Dataset records

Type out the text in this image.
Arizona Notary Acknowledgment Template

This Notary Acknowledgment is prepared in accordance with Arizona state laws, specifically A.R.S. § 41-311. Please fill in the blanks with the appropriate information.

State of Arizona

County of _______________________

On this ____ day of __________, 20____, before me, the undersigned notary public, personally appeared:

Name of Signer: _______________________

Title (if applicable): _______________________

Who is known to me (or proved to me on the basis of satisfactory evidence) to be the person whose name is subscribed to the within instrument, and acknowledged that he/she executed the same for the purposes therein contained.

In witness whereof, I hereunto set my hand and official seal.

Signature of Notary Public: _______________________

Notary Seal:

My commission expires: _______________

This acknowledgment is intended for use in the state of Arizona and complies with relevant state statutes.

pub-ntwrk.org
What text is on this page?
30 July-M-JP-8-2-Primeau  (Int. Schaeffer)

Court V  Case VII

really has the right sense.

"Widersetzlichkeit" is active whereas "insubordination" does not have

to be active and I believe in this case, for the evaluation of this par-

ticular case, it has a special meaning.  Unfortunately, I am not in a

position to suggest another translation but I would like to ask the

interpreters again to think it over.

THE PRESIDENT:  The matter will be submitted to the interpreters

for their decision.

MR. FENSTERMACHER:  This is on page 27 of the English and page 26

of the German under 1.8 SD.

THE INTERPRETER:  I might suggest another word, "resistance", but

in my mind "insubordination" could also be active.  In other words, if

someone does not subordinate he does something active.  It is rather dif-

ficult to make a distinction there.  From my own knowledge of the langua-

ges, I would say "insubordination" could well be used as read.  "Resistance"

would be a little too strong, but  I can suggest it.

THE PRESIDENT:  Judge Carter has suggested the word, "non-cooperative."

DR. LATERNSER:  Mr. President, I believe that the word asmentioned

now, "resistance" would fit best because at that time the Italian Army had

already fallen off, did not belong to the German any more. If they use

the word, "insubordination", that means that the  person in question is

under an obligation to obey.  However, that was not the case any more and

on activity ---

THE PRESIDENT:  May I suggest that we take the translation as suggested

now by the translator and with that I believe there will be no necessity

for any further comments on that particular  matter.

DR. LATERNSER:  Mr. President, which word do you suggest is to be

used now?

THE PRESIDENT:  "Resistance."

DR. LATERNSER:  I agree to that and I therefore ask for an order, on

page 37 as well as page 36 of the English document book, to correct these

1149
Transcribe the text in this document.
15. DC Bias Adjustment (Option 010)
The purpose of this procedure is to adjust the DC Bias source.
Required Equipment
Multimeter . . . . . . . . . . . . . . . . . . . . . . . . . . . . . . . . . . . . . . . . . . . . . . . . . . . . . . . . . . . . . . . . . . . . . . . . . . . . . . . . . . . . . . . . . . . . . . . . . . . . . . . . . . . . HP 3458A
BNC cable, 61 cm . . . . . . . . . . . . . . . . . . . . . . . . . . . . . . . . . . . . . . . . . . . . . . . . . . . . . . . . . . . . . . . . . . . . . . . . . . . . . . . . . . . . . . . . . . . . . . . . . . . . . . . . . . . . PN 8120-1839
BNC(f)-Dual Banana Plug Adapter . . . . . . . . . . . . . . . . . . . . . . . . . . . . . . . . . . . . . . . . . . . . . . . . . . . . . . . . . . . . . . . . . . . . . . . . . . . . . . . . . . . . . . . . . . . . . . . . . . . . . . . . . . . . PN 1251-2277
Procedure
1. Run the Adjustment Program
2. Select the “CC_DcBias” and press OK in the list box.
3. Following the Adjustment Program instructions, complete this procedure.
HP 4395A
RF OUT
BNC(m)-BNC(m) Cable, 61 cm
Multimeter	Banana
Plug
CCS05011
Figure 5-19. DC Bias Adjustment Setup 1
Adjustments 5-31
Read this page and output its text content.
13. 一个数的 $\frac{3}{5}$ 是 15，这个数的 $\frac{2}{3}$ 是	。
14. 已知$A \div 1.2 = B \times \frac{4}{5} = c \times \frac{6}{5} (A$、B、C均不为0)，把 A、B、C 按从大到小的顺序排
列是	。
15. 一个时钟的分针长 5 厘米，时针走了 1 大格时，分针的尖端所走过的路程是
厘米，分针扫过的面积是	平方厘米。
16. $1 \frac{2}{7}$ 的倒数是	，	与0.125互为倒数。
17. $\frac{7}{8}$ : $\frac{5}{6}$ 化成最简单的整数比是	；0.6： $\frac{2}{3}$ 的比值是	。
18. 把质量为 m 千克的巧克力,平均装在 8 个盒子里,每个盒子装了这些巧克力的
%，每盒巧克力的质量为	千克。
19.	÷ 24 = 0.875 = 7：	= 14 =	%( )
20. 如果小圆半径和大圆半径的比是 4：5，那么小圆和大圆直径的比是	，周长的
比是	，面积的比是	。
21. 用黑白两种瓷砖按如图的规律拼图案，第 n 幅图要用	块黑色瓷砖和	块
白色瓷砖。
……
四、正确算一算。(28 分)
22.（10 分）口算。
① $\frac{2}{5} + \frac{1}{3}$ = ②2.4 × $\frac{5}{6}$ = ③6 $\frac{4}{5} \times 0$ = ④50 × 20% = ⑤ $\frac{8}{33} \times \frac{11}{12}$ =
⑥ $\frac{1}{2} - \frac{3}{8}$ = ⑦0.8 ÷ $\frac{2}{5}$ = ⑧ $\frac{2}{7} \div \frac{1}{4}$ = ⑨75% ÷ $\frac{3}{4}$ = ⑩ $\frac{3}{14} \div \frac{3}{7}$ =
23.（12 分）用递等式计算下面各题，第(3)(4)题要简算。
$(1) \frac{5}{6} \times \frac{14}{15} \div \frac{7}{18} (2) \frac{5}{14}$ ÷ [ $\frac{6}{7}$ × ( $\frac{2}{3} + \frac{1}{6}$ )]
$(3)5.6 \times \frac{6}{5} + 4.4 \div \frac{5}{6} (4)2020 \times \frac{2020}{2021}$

GIVEN TASK - Quote all of the entries verbatim.

RESULT OF THE EXERCISE -
Type out the text in this image.
Arizona Notary Acknowledgment Template

This Notary Acknowledgment is prepared in accordance with Arizona state laws, specifically A.R.S. § 41-311. Please fill in the blanks with the appropriate information.

State of Arizona

County of _______________________

On this ____ day of __________, 20____, before me, the undersigned notary public, personally appeared:

Name of Signer: _______________________

Title (if applicable): _______________________

Who is known to me (or proved to me on the basis of satisfactory evidence) to be the person whose name is subscribed to the within instrument, and acknowledged that he/she executed the same for the purposes therein contained.

In witness whereof, I hereunto set my hand and official seal.

Signature of Notary Public: _______________________

Notary Seal:

My commission expires: _______________

This acknowledgment is intended for use in the state of Arizona and complies with relevant state statutes.

pub-ntwrk.org
What text is on this page?
30 July-M-JP-8-2-Primeau  (Int. Schaeffer)

Court V  Case VII

really has the right sense.

"Widersetzlichkeit" is active whereas "insubordination" does not have

to be active and I believe in this case, for the evaluation of this par-

ticular case, it has a special meaning.  Unfortunately, I am not in a

position to suggest another translation but I would like to ask the

interpreters again to think it over.

THE PRESIDENT:  The matter will be submitted to the interpreters

for their decision.

MR. FENSTERMACHER:  This is on page 27 of the English and page 26

of the German under 1.8 SD.

THE INTERPRETER:  I might suggest another word, "resistance", but

in my mind "insubordination" could also be active.  In other words, if

someone does not subordinate he does something active.  It is rather dif-

ficult to make a distinction there.  From my own knowledge of the langua-

ges, I would say "insubordination" could well be used as read.  "Resistance"

would be a little too strong, but  I can suggest it.

THE PRESIDENT:  Judge Carter has suggested the word, "non-cooperative."

DR. LATERNSER:  Mr. President, I believe that the word asmentioned

now, "resistance" would fit best because at that time the Italian Army had

already fallen off, did not belong to the German any more. If they use

the word, "insubordination", that means that the  person in question is

under an obligation to obey.  However, that was not the case any more and

on activity ---

THE PRESIDENT:  May I suggest that we take the translation as suggested

now by the translator and with that I believe there will be no necessity

for any further comments on that particular  matter.

DR. LATERNSER:  Mr. President, which word do you suggest is to be

used now?

THE PRESIDENT:  "Resistance."

DR. LATERNSER:  I agree to that and I therefore ask for an order, on

page 37 as well as page 36 of the English document book, to correct these

1149
Transcribe the text in this document.
15. DC Bias Adjustment (Option 010)
The purpose of this procedure is to adjust the DC Bias source.
Required Equipment
Multimeter . . . . . . . . . . . . . . . . . . . . . . . . . . . . . . . . . . . . . . . . . . . . . . . . . . . . . . . . . . . . . . . . . . . . . . . . . . . . . . . . . . . . . . . . . . . . . . . . . . . . . . . . . . . . HP 3458A
BNC cable, 61 cm . . . . . . . . . . . . . . . . . . . . . . . . . . . . . . . . . . . . . . . . . . . . . . . . . . . . . . . . . . . . . . . . . . . . . . . . . . . . . . . . . . . . . . . . . . . . . . . . . . . . . . . . . . . . PN 8120-1839
BNC(f)-Dual Banana Plug Adapter . . . . . . . . . . . . . . . . . . . . . . . . . . . . . . . . . . . . . . . . . . . . . . . . . . . . . . . . . . . . . . . . . . . . . . . . . . . . . . . . . . . . . . . . . . . . . . . . . . . . . . . . . . . . PN 1251-2277
Procedure
1. Run the Adjustment Program
2. Select the “CC_DcBias” and press OK in the list box.
3. Following the Adjustment Program instructions, complete this procedure.
HP 4395A
RF OUT
BNC(m)-BNC(m) Cable, 61 cm
Multimeter	Banana
Plug
CCS05011
Figure 5-19. DC Bias Adjustment Setup 1
Adjustments 5-31
Read this page and output its text content.
13. 一个数的 $\frac{3}{5}$ 是 15，这个数的 $\frac{2}{3}$ 是	。
14. 已知$A \div 1.2 = B \times \frac{4}{5} = c \times \frac{6}{5} (A$、B、C均不为0)，把 A、B、C 按从大到小的顺序排
列是	。
15. 一个时钟的分针长 5 厘米，时针走了 1 大格时，分针的尖端所走过的路程是
厘米，分针扫过的面积是	平方厘米。
16. $1 \frac{2}{7}$ 的倒数是	，	与0.125互为倒数。
17. $\frac{7}{8}$ : $\frac{5}{6}$ 化成最简单的整数比是	；0.6： $\frac{2}{3}$ 的比值是	。
18. 把质量为 m 千克的巧克力,平均装在 8 个盒子里,每个盒子装了这些巧克力的
%，每盒巧克力的质量为	千克。
19.	÷ 24 = 0.875 = 7：	= 14 =	%( )
20. 如果小圆半径和大圆半径的比是 4：5，那么小圆和大圆直径的比是	，周长的
比是	，面积的比是	。
21. 用黑白两种瓷砖按如图的规律拼图案，第 n 幅图要用	块黑色瓷砖和	块
白色瓷砖。
……
四、正确算一算。(28 分)
22.（10 分）口算。
① $\frac{2}{5} + \frac{1}{3}$ = ②2.4 × $\frac{5}{6}$ = ③6 $\frac{4}{5} \times 0$ = ④50 × 20% = ⑤ $\frac{8}{33} \times \frac{11}{12}$ =
⑥ $\frac{1}{2} - \frac{3}{8}$ = ⑦0.8 ÷ $\frac{2}{5}$ = ⑧ $\frac{2}{7} \div \frac{1}{4}$ = ⑨75% ÷ $\frac{3}{4}$ = ⑩ $\frac{3}{14} \div \frac{3}{7}$ =
23.（12 分）用递等式计算下面各题，第(3)(4)题要简算。
$(1) \frac{5}{6} \times \frac{14}{15} \div \frac{7}{18} (2) \frac{5}{14}$ ÷ [ $\frac{6}{7}$ × ( $\frac{2}{3} + \frac{1}{6}$ )]
$(3)5.6 \times \frac{6}{5} + 4.4 \div \frac{5}{6} (4)2020 \times \frac{2020}{2021}$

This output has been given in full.